==== Information supplied

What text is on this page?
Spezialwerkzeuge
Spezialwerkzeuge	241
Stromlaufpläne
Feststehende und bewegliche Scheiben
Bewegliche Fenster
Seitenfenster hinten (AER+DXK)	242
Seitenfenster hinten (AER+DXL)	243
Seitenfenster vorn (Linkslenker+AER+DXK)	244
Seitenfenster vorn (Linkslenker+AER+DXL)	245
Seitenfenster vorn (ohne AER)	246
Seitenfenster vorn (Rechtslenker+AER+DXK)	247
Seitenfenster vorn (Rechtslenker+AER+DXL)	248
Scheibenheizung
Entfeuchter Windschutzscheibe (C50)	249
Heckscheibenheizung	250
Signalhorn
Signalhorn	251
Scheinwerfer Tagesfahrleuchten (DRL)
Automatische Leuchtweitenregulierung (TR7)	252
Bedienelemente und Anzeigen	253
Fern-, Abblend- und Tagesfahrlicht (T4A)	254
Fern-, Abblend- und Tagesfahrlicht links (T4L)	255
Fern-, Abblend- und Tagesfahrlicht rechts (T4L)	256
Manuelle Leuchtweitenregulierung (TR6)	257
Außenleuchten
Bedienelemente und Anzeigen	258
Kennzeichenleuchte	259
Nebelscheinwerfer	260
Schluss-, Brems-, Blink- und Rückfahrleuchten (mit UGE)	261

========

(What you have to do)
Find each line holding "Linkslenker". Copy it out.

(Problem solution)
Seitenfenster vorn (Linkslenker+AER+DXK)	244
Seitenfenster vorn (Linkslenker+AER+DXL)	245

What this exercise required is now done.